• [Extracted material]:
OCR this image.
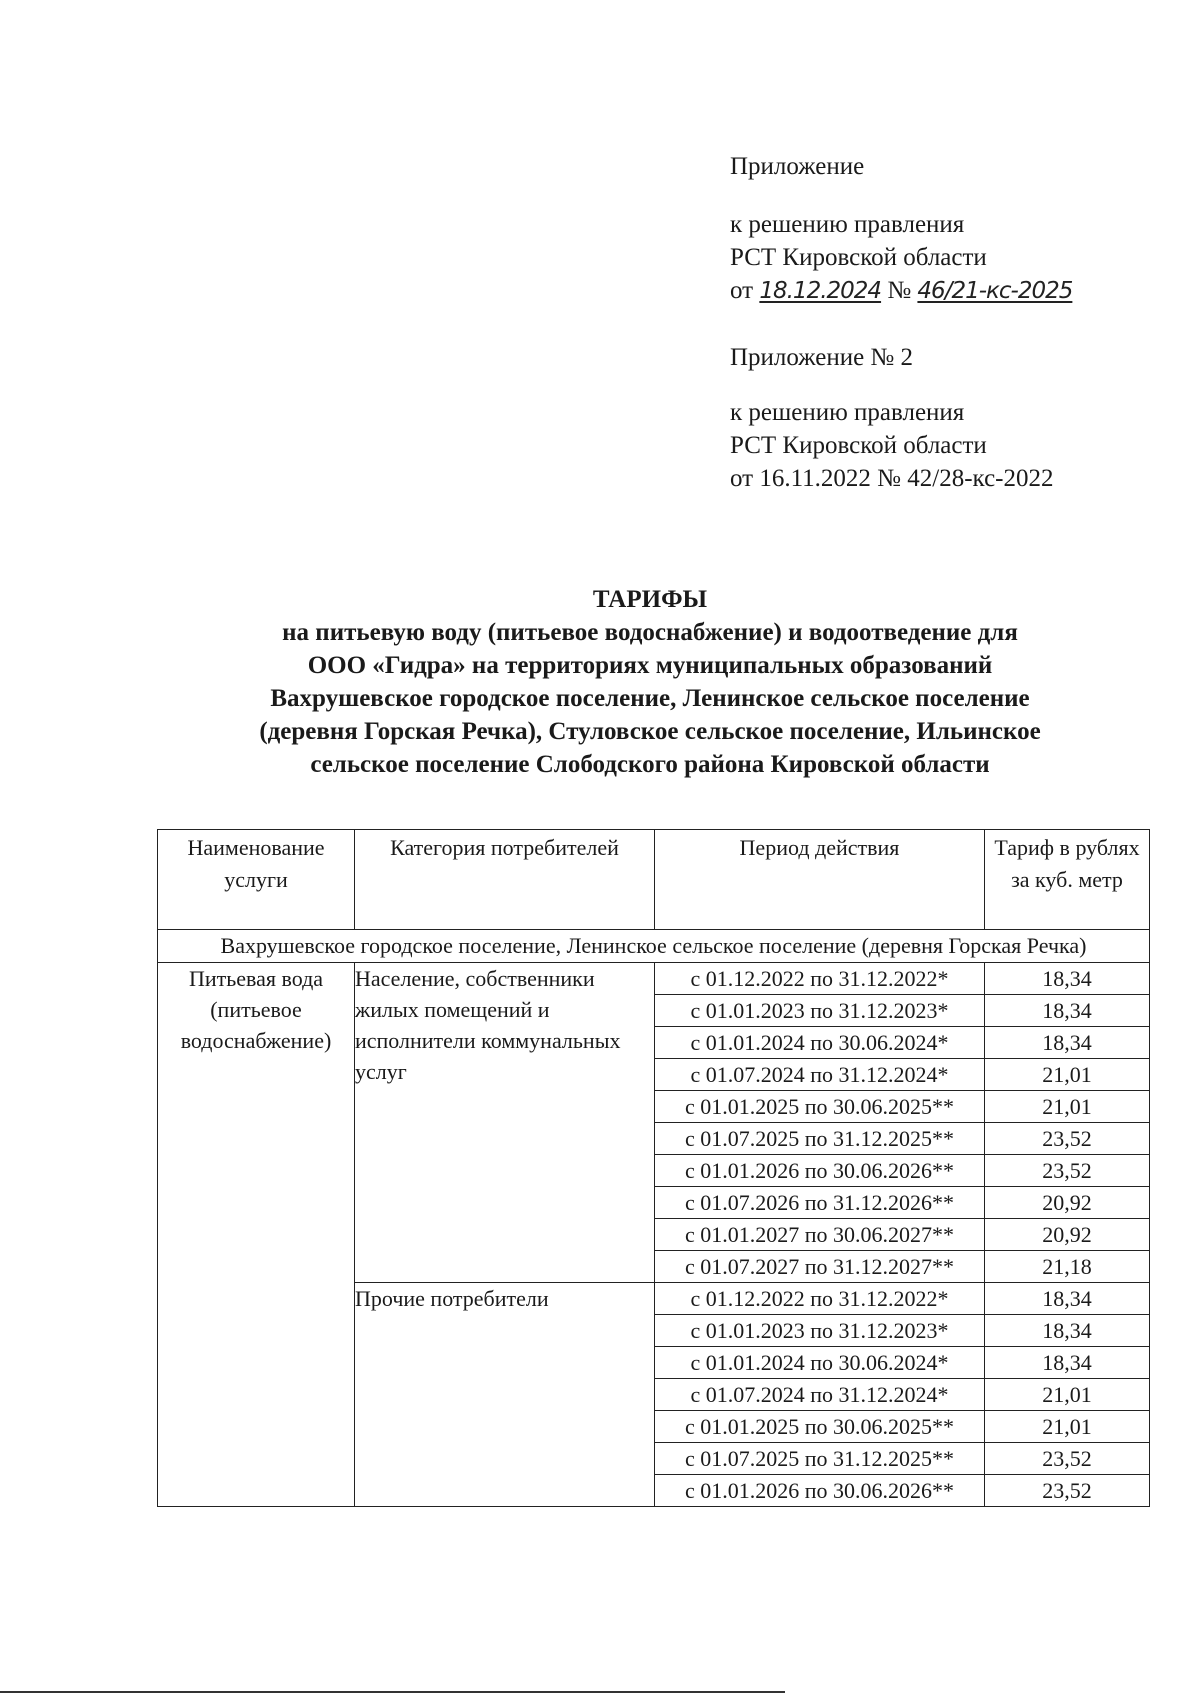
Приложение

к решению правления

РСТ Кировской области

от 18.12.2024 № 46/21-кс-2025

Приложение № 2

к решению правления

РСТ Кировской области

от 16.11.2022 № 42/28-кс-2022

ТАРИФЫ

на питьевую воду (питьевое водоснабжение) и водоотведение для

ООО «Гидра» на территориях муниципальных образований

Вахрушевское городское поселение, Ленинское сельское поселение

(деревня Горская Речка), Стуловское сельское поселение, Ильинское

сельское поселение Слободского района Кировской области

Наименование услуги	Категория потребителей	Период действия	Тариф в рублях за куб. метр
Вахрушевское городское поселение, Ленинское сельское поселение (деревня Горская Речка)			
Питьевая вода (питьевое водоснабжение)	Население, собственники жилых помещений и исполнители коммунальных услуг	с 01.12.2022 по 31.12.2022*	18,34
		с 01.01.2023 по 31.12.2023*	18,34
		с 01.01.2024 по 30.06.2024*	18,34
		с 01.07.2024 по 31.12.2024*	21,01
		с 01.01.2025 по 30.06.2025**	21,01
		с 01.07.2025 по 31.12.2025**	23,52
		с 01.01.2026 по 30.06.2026**	23,52
		с 01.07.2026 по 31.12.2026**	20,92
		с 01.01.2027 по 30.06.2027**	20,92
		с 01.07.2027 по 31.12.2027**	21,18
	Прочие потребители	с 01.12.2022 по 31.12.2022*	18,34
		с 01.01.2023 по 31.12.2023*	18,34
		с 01.01.2024 по 30.06.2024*	18,34
		с 01.07.2024 по 31.12.2024*	21,01
		с 01.01.2025 по 30.06.2025**	21,01
		с 01.07.2025 по 31.12.2025**	23,52
		с 01.01.2026 по 30.06.2026**	23,52
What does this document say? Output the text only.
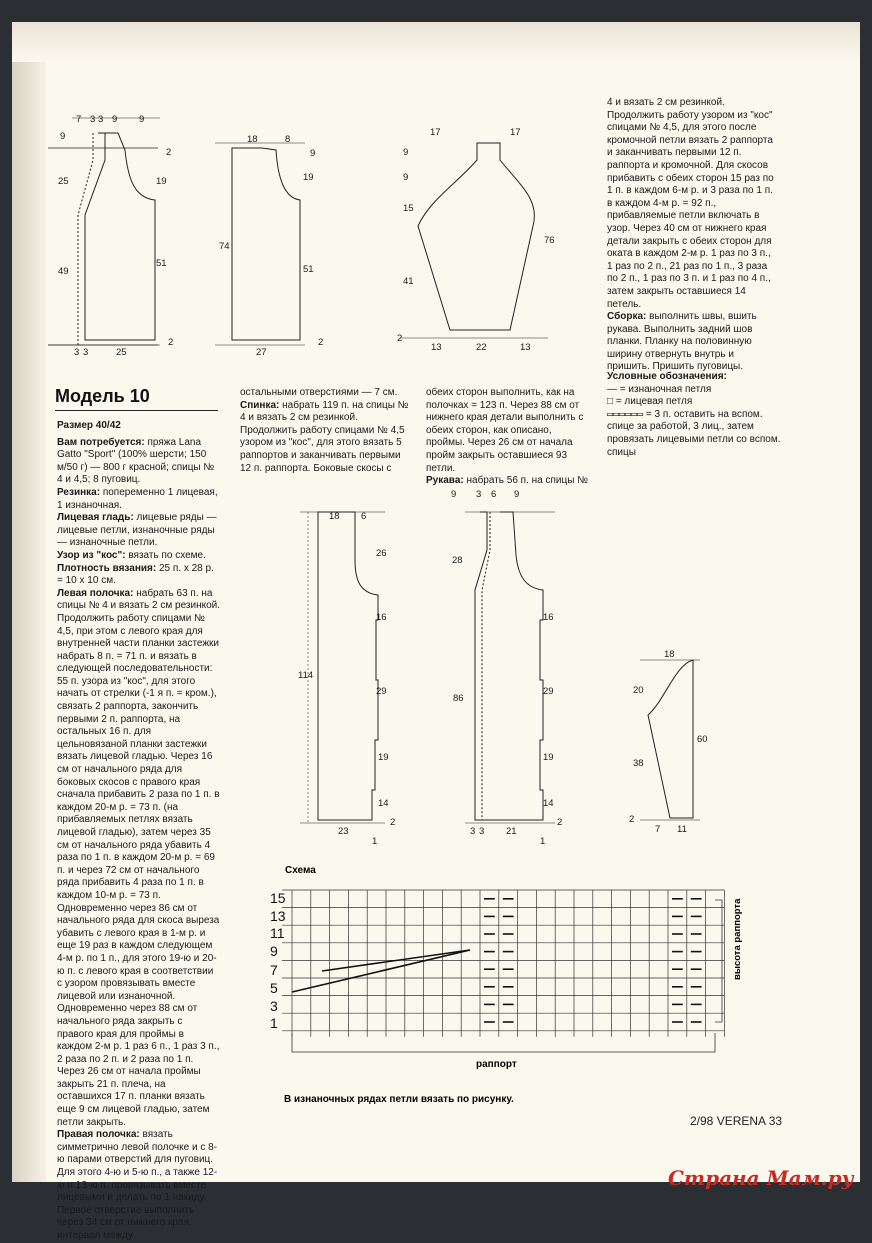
7 3 3 9 9
9
2
25	19
49
51
2
3 3	25
18	8
9
19
74
51
2
27
17	17
9
9
15
41
76
2
13	22	13

4 и вязать 2 см резинкой. Продолжить работу узором из "кос" спицами № 4,5, для этого после кромочной петли вязать 2 раппорта и заканчивать первыми 12 п. раппорта и кромочной. Для скосов прибавить с обеих сторон 15 раз по 1 п. в каждом 6-м р. и 3 раза по 1 п. в каждом 4-м р. = 92 п., прибавляемые петли включать в узор. Через 40 см от нижнего края детали закрыть с обеих сторон для оката в каждом 2-м р. 1 раз по 3 п., 1 раз по 2 п., 21 раз по 1 п., 3 раза по 2 п., 1 раз по 3 п. и 1 раз по 4 п., затем закрыть оставшиеся 14 петель.

Сборка: выполнить швы, вшить рукава. Выполнить задний шов планки. Планку на половинную ширину отвернуть внутрь и пришить. Пришить пуговицы.

Условные обозначения:

— = изнаночная петля

□ = лицевая петля

▭▭▭▭▭▭ = 3 п. оставить на вспом. спице за работой, 3 лиц., затем провязать лицевыми петли со вспом. спицы

Модель 10

Размер 40/42

Вам потребуется: пряжа Lana Gatto "Sport" (100% шерсти; 150 м/50 г) — 800 г красной; спицы № 4 и 4,5; 8 пуговиц.

Резинка: попеременно 1 лицевая, 1 изнаночная.

Лицевая гладь: лицевые ряды — лицевые петли, изнаночные ряды — изнаночные петли.

Узор из "кос": вязать по схеме.

Плотность вязания: 25 п. х 28 р. = 10 х 10 см.

Левая полочка: набрать 63 п. на спицы № 4 и вязать 2 см резинкой. Продолжить работу спицами № 4,5, при этом с левого края для внутренней части планки застежки набрать 8 п. = 71 п. и вязать в следующей последовательности: 55 п. узора из "кос", для этого начать от стрелки (-1 я п. = кром.), связать 2 раппорта, закончить первыми 2 п. раппорта, на остальных 16 п. для цельновязаной планки застежки вязать лицевой гладью. Через 16 см от начального ряда для боковых скосов с правого края сначала прибавить 2 раза по 1 п. в каждом 20-м р. = 73 п. (на прибавляемых петлях вязать лицевой гладью), затем через 35 см от начального ряда убавить 4 раза по 1 п. в каждом 20-м р. = 69 п. и через 72 см от начального ряда прибавить 4 раза по 1 п. в каждом 10-м р. = 73 п. Одновременно через 86 см от начального ряда для скоса выреза убавить с левого края в 1-м р. и еще 19 раз в каждом следующем 4-м р. по 1 п., для этого 19-ю и 20-ю п. с левого края в соответствии с узором провязывать вместе лицевой или изнаночной. Одновременно через 88 см от начального ряда закрыть с правого края для проймы в каждом 2-м р. 1 раз 6 п., 1 раз 3 п., 2 раза по 2 п. и 2 раза по 1 п. Через 26 см от начала проймы закрыть 21 п. плеча, на оставшихся 17 п. планки вязать еще 9 см лицевой гладью, затем петли закрыть.

Правая полочка: вязать симметрично левой полочке и с 8-ю парами отверстий для пуговиц. Для этого 4-ю и 5-ю п., а также 12-ю и 13-ю п. провязывать вместе лицевыми и делать по 1 накиду. Первое отверстие выполнить через 34 см от нижнего края, интервал между

остальными отверстиями — 7 см.

Спинка: набрать 119 п. на спицы № 4 и вязать 2 см резинкой. Продолжить работу спицами № 4,5 узором из "кос", для этого вязать 5 раппортов и заканчивать первыми 12 п. раппорта. Боковые скосы с

обеих сторон выполнить, как на полочках = 123 п. Через 88 см от нижнего края детали выполнить с обеих сторон, как описано, проймы. Через 26 см от начала пройм закрыть оставшиеся 93 петли.

Рукава: набрать 56 п. на спицы №

18 6
26
16
114
29
19
14
2
23
1
9 3 6 9
28
16
29
86
19
14
2
3 3 21
1
18
20
60
38
2
7 11
Схема
15
13
11
9
7
5
3
1
раппорт
высота раппорта
В изнаночных рядах петли вязать по рисунку.
2/98 VERENA 33
Страна Мам.ру
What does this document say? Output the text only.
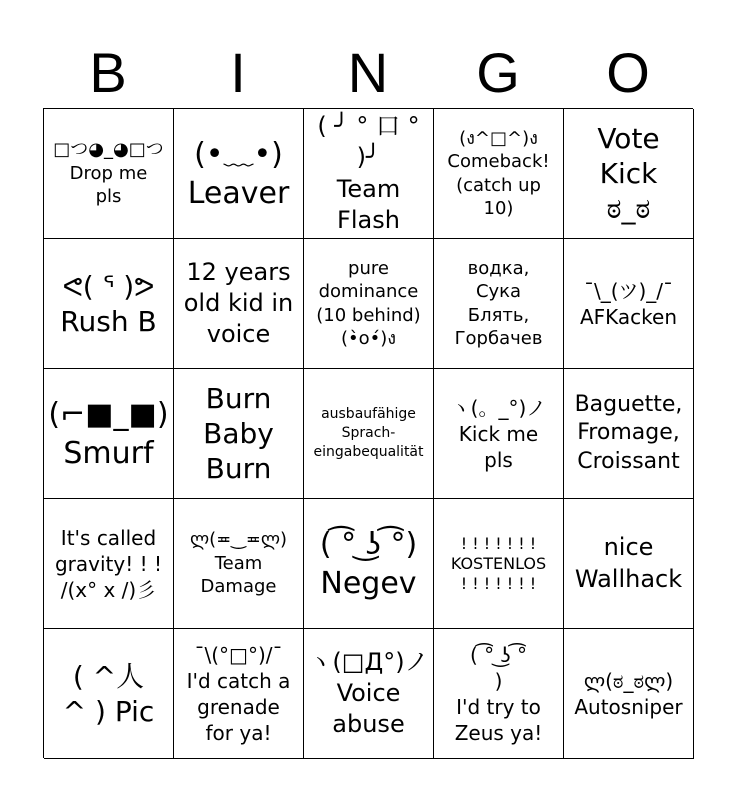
B	I	N	G	O
□つ◕_◕□つ
Drop me
pls
(•﹏•)
Leaver
( ╯ ° 口 ° )╯
Team
Flash
(ง^□^)ง
Comeback!
(catch up
10)
Vote
Kick
ಠ_ಠ
ᕙ( ᕐ )ᕗ
Rush B
12 years
old kid in
voice
pure
dominance
(10 behind)
(•̀o•́)ง
водка,
Сука
Блять,
Горбачев
¯\_(ツ)_/¯
AFKacken
(⌐■_■)
Smurf
Burn
Baby
Burn
ausbaufähige
Sprach-
eingabequalität
ヽ(。_°)ノ
Kick me
pls
Baguette,
Fromage,
Croissant
It's called
gravity! ! !
/(x° x /)彡
ლ(≖‿≖ლ)
Team
Damage
( ͡° ͜ʖ ͡°)
Negev
! ! ! ! ! ! !
KOSTENLOS
! ! ! ! ! ! !
nice
Wallhack
( ^人
^ ) Pic
¯\(°□°)/¯
I'd catch a
grenade
for ya!
ヽ(□Д°)ノ
Voice
abuse
( ͡° ͜ʖ ͡°
)
I'd try to
Zeus ya!
ლ(ಠ_ಠლ)
Autosniper
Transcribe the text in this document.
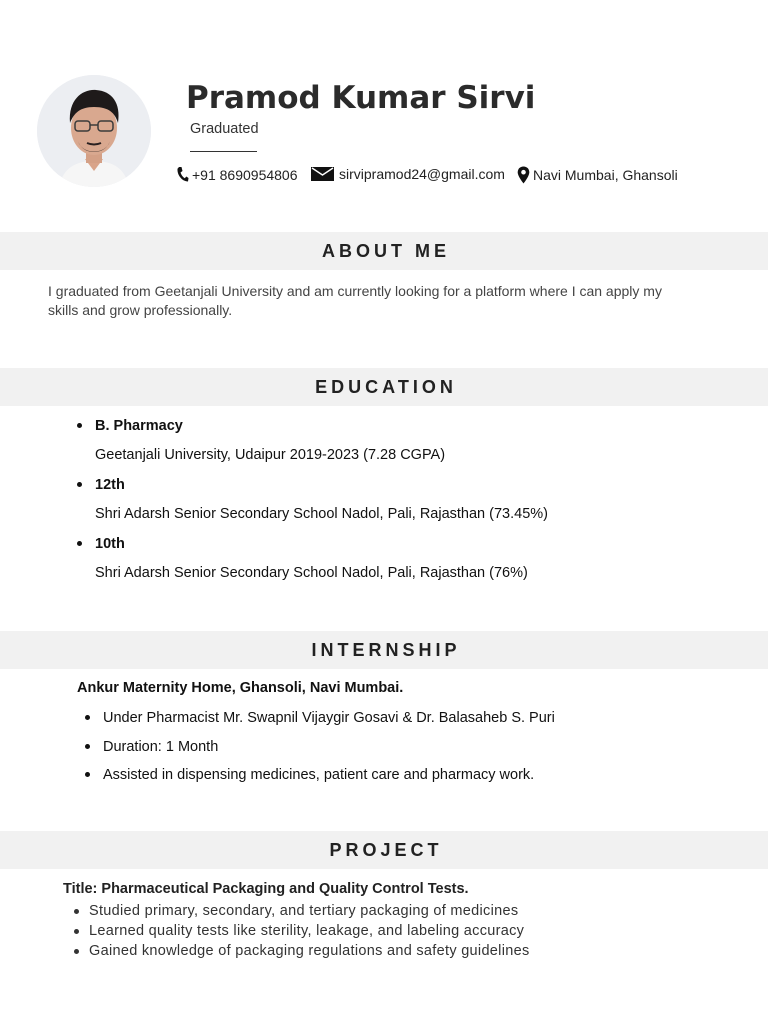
Pramod Kumar Sirvi
Graduated
+91 8690954806	sirvipramod24@gmail.com Navi Mumbai, Ghansoli
ABOUT ME
I graduated from Geetanjali University and am currently looking for a platform where I can apply my skills and grow professionally.
EDUCATION
B. Pharmacy
Geetanjali University, Udaipur 2019-2023 (7.28 CGPA)
12th
Shri Adarsh Senior Secondary School Nadol, Pali, Rajasthan (73.45%)
10th
Shri Adarsh Senior Secondary School Nadol, Pali, Rajasthan (76%)
INTERNSHIP
Ankur Maternity Home, Ghansoli, Navi Mumbai.
Under Pharmacist Mr. Swapnil Vijaygir Gosavi & Dr. Balasaheb S. Puri
Duration: 1 Month
Assisted in dispensing medicines, patient care and pharmacy work.
PROJECT
Title: Pharmaceutical Packaging and Quality Control Tests.
Studied primary, secondary, and tertiary packaging of medicines
Learned quality tests like sterility, leakage, and labeling accuracy
Gained knowledge of packaging regulations and safety guidelines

• [Task statement]: Find every line that includes the string "Mumbai". Report how many there are and nothing else.

• [Result of this exercise]: 2